▸ Brief
List all lines of the data that include the string "との会話に".

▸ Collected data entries
━━━━━━
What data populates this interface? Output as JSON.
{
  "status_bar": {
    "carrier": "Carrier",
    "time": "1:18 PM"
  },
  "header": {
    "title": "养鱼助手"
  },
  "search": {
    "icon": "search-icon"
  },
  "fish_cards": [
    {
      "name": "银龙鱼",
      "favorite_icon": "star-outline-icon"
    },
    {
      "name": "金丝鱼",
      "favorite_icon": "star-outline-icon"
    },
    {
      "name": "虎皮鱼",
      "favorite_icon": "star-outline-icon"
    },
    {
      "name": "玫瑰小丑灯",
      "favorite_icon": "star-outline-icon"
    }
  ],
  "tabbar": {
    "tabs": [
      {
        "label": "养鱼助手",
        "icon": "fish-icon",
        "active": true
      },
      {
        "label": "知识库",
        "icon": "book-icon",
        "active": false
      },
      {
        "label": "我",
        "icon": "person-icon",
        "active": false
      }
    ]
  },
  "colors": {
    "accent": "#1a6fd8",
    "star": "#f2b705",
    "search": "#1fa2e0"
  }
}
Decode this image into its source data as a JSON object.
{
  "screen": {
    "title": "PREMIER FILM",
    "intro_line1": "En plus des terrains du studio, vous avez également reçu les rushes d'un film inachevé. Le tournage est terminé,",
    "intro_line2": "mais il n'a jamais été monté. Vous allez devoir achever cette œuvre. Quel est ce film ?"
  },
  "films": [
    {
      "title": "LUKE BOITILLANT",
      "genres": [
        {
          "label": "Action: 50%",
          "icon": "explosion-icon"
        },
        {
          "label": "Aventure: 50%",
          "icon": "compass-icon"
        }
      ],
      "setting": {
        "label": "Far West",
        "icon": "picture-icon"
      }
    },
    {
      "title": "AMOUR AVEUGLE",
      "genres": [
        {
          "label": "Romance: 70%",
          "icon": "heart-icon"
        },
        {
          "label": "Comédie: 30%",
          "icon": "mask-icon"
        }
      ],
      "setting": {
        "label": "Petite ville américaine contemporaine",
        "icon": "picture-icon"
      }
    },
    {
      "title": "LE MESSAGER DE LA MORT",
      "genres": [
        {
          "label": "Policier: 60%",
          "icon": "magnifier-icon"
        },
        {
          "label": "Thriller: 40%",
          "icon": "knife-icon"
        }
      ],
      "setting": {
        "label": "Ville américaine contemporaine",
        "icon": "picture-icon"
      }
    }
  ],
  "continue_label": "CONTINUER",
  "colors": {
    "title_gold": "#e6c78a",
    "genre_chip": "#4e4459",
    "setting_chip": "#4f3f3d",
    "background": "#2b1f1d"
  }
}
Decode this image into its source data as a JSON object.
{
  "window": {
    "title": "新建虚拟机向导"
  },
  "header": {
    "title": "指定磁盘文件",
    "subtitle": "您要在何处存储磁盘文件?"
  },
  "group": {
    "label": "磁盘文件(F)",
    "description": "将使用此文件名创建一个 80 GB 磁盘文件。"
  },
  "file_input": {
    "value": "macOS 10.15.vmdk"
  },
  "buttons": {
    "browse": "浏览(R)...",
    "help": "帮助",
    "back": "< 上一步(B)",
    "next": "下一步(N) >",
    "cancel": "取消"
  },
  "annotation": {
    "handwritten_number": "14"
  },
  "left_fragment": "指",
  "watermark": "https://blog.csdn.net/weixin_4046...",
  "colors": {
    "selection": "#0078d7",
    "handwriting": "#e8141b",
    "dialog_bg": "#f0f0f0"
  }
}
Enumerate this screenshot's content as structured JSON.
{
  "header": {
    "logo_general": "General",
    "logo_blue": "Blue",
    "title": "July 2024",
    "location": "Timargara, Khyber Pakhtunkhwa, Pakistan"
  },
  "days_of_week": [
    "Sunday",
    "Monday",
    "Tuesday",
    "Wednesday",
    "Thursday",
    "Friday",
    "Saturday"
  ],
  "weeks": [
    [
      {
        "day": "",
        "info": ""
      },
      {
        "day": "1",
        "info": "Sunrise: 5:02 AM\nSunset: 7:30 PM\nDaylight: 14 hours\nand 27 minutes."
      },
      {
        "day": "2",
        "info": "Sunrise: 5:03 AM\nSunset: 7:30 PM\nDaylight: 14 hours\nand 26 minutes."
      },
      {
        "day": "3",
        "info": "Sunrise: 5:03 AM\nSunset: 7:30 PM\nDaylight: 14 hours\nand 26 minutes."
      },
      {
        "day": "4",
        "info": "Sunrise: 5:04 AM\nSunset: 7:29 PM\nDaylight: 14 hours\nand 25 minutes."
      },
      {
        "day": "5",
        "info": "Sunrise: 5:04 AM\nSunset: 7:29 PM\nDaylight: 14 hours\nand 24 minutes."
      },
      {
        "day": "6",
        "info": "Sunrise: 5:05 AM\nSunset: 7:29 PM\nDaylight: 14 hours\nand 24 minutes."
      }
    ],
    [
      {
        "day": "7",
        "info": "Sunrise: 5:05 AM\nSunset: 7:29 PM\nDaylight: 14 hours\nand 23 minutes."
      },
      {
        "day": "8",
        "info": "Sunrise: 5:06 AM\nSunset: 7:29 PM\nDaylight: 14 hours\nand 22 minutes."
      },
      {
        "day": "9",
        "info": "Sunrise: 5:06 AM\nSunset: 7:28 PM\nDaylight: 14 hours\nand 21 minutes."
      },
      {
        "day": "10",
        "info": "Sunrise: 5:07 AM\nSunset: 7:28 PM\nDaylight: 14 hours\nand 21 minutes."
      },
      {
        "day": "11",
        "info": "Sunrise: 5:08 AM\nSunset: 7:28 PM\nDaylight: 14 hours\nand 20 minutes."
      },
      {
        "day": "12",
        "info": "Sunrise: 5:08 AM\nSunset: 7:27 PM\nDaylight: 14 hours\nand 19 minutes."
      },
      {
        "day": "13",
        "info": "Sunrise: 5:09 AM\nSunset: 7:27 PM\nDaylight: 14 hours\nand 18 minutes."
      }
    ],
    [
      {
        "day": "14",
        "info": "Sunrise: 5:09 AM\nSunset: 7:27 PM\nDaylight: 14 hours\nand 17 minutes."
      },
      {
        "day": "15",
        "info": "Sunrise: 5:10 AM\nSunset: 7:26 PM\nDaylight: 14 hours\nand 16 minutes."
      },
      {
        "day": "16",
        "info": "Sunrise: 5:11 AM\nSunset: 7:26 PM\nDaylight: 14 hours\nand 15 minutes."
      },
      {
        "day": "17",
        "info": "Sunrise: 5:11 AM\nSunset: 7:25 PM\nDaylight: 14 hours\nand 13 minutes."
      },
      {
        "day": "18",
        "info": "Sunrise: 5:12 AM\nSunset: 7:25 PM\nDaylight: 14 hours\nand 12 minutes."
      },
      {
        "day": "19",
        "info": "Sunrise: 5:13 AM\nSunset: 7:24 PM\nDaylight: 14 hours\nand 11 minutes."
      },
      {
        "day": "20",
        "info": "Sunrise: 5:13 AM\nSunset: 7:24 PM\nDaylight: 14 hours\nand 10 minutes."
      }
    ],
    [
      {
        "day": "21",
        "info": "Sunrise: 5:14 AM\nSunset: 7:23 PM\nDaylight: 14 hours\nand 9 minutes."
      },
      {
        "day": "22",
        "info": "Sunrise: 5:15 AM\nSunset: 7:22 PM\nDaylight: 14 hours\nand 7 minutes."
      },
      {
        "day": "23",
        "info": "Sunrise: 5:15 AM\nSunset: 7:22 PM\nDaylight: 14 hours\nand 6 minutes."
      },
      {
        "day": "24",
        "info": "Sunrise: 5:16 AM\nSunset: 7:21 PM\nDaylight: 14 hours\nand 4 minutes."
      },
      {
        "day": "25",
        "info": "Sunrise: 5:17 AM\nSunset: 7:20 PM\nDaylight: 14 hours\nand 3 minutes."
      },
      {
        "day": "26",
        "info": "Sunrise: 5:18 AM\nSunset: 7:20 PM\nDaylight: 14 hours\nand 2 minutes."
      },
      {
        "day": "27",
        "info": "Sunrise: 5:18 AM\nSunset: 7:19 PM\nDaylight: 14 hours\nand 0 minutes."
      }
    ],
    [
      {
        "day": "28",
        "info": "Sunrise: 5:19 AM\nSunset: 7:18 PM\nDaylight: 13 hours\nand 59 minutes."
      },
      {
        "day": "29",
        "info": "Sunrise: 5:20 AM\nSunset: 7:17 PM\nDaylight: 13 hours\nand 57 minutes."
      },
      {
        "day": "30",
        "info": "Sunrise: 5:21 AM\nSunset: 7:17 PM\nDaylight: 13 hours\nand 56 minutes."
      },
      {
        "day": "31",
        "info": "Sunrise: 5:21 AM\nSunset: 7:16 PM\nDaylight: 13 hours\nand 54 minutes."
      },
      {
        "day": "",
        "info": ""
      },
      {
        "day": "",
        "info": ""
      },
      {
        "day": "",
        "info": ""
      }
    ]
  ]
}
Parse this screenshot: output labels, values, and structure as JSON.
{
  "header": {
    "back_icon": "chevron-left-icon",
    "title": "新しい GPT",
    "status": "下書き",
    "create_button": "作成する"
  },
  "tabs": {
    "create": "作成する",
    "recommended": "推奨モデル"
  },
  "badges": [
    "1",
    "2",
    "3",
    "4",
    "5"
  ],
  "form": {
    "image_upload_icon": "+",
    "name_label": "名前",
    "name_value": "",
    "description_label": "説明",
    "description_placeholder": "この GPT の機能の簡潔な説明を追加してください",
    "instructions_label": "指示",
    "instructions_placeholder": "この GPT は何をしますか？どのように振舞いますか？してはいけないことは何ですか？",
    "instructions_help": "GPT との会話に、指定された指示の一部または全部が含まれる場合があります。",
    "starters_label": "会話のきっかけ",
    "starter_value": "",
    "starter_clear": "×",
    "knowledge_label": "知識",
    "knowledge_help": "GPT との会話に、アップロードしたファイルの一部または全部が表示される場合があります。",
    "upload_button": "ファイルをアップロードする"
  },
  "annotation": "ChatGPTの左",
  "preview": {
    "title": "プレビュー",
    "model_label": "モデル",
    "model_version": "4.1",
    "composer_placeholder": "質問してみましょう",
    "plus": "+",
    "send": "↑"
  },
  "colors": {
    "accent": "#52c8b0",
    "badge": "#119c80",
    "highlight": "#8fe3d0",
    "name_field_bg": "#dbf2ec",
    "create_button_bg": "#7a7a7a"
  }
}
━━━━━━
▸ Answer to the problem
    "instructions_help": "GPT との会話に、指定された指示の一部または全部が含まれる場合があります。",
    "knowledge_help": "GPT との会話に、アップロードしたファイルの一部または全部が表示される場合があります。",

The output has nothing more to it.